WHAT NEEDS TO BE DONE: Wherever the string "Longest" occurs in a line of these records, report that line.

Part of a data file:

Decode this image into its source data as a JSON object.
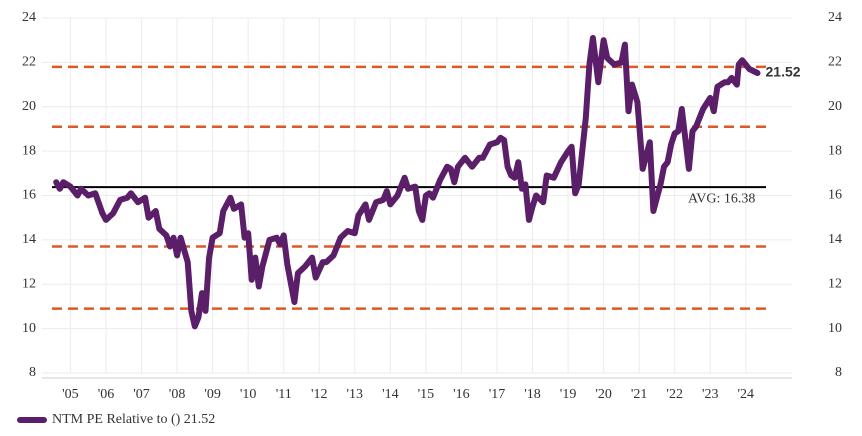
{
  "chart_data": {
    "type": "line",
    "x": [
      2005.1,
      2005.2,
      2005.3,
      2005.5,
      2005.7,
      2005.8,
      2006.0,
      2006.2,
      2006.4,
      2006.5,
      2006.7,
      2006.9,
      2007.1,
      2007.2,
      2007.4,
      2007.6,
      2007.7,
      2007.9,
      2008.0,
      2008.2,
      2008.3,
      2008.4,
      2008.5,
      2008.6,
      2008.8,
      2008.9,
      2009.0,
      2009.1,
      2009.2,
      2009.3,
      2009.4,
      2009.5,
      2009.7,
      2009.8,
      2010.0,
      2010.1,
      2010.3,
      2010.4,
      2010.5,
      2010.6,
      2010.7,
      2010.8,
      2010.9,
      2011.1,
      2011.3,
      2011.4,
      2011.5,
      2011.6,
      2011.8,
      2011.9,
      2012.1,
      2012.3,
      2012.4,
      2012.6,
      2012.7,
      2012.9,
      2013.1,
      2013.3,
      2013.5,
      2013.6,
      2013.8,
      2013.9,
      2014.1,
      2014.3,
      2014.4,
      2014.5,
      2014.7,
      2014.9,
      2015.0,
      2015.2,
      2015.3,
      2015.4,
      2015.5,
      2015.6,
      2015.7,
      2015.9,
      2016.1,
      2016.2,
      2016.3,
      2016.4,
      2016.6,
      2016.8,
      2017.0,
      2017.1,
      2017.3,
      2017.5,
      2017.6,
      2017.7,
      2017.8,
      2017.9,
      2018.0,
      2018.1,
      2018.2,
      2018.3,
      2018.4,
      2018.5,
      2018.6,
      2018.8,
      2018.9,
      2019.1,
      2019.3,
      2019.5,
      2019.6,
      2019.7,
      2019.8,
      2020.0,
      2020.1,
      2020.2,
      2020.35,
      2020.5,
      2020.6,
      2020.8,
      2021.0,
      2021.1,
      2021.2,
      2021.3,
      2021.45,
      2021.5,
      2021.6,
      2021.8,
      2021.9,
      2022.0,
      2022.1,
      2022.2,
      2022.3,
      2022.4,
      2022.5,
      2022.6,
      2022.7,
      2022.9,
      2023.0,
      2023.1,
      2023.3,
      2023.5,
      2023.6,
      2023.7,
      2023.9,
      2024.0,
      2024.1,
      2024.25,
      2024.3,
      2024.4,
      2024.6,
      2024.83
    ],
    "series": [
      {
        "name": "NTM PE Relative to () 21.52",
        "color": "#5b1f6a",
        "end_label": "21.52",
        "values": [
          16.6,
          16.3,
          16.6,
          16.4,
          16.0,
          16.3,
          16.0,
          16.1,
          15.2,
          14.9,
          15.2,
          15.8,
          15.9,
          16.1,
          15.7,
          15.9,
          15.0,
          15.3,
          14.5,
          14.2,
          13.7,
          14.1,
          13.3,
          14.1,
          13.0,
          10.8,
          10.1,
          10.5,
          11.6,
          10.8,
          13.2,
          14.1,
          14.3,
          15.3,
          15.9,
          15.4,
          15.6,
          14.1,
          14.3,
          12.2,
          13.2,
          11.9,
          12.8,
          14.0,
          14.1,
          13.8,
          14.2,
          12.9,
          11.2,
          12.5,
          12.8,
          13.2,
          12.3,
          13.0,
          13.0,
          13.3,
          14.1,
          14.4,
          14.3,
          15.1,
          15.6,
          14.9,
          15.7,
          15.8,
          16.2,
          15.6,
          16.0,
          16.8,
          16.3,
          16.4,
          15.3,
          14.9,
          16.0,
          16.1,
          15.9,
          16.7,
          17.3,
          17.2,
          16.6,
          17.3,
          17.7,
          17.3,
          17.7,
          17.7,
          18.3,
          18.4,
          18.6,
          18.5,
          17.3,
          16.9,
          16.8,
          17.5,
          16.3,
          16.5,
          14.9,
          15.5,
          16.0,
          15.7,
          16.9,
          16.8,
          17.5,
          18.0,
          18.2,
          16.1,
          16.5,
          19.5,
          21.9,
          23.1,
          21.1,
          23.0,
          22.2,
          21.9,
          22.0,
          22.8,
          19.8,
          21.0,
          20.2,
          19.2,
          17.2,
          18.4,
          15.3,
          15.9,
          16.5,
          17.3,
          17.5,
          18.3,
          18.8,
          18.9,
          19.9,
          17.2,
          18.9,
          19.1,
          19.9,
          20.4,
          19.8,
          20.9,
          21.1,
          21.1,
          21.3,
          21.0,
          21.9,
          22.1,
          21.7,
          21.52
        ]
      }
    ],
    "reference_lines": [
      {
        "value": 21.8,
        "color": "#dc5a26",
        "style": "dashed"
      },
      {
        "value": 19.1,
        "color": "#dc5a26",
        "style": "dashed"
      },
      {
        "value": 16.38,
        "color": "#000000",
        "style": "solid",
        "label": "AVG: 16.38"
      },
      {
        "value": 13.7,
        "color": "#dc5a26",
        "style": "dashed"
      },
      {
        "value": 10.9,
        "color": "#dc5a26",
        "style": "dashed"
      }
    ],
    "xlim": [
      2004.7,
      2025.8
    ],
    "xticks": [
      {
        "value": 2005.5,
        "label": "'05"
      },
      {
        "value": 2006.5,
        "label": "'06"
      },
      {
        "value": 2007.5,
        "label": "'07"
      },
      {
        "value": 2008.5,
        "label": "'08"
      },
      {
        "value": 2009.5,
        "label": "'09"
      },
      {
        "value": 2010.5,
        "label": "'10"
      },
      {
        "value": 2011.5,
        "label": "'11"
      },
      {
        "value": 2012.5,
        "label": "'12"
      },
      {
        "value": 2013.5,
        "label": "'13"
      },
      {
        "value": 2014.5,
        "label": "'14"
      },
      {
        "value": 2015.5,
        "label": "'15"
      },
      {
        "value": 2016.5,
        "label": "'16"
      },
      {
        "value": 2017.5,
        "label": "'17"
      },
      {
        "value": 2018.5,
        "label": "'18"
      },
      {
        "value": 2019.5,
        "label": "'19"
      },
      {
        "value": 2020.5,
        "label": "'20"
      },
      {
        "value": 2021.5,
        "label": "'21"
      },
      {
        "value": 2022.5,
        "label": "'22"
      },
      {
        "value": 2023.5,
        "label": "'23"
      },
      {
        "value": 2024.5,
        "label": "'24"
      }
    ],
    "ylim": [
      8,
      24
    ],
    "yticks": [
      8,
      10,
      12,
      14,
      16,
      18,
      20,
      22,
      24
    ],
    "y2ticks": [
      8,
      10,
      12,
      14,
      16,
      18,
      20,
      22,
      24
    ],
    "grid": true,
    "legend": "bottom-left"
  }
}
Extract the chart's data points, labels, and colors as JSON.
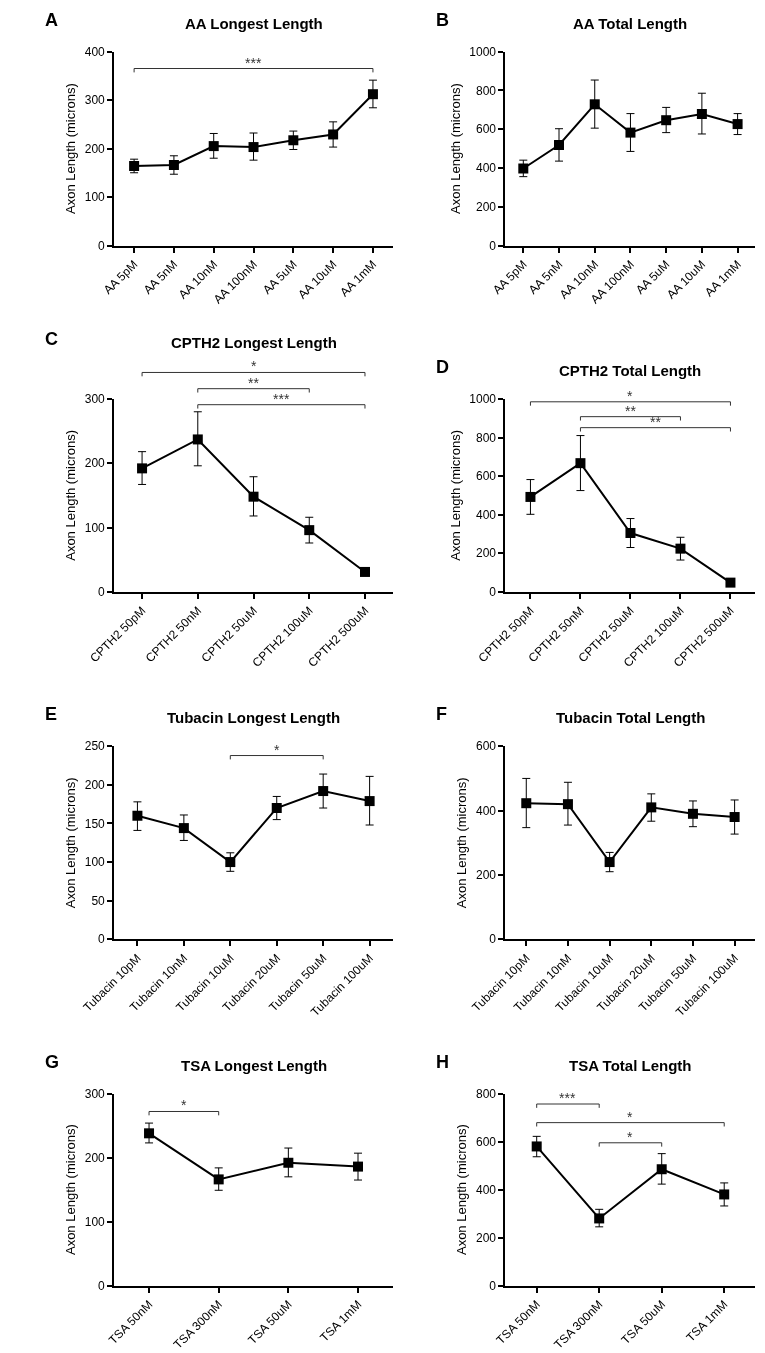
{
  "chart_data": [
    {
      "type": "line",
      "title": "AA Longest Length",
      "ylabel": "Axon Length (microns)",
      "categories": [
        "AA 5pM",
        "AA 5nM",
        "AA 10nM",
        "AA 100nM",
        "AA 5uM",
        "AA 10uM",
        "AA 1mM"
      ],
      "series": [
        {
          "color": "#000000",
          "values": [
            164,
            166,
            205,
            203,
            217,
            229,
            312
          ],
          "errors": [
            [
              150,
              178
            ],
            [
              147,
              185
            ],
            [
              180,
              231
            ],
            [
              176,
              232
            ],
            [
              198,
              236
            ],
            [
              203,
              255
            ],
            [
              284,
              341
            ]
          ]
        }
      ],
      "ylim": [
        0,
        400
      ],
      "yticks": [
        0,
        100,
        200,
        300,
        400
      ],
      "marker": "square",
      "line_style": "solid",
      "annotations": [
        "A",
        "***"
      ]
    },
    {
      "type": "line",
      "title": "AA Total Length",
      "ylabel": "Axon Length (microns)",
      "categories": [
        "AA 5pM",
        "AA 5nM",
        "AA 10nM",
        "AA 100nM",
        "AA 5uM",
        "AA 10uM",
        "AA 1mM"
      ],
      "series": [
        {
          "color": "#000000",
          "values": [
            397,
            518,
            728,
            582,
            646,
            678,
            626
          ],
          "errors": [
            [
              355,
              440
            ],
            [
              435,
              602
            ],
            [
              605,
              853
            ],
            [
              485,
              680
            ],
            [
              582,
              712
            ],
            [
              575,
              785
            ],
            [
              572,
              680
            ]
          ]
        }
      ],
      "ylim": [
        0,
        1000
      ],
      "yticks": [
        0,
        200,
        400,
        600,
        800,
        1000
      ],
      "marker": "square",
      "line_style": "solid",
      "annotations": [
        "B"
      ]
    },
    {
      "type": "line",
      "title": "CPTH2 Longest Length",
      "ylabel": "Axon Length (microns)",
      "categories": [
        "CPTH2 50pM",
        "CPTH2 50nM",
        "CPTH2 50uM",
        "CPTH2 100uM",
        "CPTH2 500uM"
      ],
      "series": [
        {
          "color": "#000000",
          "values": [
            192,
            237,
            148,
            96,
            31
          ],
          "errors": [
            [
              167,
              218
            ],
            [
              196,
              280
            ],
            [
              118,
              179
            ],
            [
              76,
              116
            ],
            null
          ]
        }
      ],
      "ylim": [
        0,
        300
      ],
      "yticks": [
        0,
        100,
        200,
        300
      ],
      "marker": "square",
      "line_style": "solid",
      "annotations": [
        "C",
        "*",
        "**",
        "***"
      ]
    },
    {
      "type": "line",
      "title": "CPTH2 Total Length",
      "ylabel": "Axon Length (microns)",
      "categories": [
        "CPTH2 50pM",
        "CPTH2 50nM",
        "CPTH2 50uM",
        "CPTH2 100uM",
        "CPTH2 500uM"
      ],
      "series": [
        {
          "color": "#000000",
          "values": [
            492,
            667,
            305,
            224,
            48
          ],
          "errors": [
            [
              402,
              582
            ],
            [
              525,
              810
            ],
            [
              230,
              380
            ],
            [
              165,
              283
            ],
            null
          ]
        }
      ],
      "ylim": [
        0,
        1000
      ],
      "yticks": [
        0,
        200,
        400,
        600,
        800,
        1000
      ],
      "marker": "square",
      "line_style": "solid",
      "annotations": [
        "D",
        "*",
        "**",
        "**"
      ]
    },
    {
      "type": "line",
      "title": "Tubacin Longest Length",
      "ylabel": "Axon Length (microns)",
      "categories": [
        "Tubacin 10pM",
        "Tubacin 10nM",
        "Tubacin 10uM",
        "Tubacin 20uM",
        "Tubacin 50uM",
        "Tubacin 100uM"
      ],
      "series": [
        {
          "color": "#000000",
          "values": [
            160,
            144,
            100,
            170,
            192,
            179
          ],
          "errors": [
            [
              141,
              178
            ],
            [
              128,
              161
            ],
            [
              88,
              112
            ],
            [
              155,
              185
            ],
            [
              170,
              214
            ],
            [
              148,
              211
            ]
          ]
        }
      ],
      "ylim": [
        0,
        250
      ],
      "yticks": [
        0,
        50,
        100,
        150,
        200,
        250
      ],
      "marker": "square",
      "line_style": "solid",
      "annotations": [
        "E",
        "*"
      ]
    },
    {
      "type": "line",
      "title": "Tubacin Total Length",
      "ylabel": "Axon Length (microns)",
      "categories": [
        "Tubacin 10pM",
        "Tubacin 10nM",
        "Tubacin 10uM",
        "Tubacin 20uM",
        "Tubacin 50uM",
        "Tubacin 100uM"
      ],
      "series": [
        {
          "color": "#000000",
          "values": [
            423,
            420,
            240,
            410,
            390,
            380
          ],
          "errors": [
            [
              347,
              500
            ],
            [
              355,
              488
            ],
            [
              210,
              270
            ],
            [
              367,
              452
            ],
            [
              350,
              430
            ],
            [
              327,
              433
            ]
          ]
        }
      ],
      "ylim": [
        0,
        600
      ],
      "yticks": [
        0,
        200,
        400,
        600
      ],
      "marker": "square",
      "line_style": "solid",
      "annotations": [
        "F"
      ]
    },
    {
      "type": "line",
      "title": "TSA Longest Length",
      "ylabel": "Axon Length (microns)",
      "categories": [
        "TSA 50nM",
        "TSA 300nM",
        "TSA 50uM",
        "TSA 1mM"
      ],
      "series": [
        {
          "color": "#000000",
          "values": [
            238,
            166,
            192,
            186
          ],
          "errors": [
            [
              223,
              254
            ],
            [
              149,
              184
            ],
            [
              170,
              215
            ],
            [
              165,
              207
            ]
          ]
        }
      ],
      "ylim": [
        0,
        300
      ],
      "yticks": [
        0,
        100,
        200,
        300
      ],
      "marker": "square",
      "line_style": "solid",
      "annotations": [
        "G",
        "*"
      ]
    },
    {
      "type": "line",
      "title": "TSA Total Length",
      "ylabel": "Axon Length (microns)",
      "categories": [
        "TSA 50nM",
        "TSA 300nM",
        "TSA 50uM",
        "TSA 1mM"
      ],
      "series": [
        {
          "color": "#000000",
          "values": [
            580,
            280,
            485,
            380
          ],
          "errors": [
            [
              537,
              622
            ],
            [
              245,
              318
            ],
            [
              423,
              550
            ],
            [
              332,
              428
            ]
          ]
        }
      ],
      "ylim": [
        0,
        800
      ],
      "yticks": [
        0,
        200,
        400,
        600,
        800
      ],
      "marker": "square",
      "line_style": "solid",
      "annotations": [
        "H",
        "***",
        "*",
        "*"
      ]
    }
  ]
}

SOLUTION TO THE EXERCISE:
      "title": "AA Longest Length",
      "title": "CPTH2 Longest Length",
      "title": "Tubacin Longest Length",
      "title": "TSA Longest Length",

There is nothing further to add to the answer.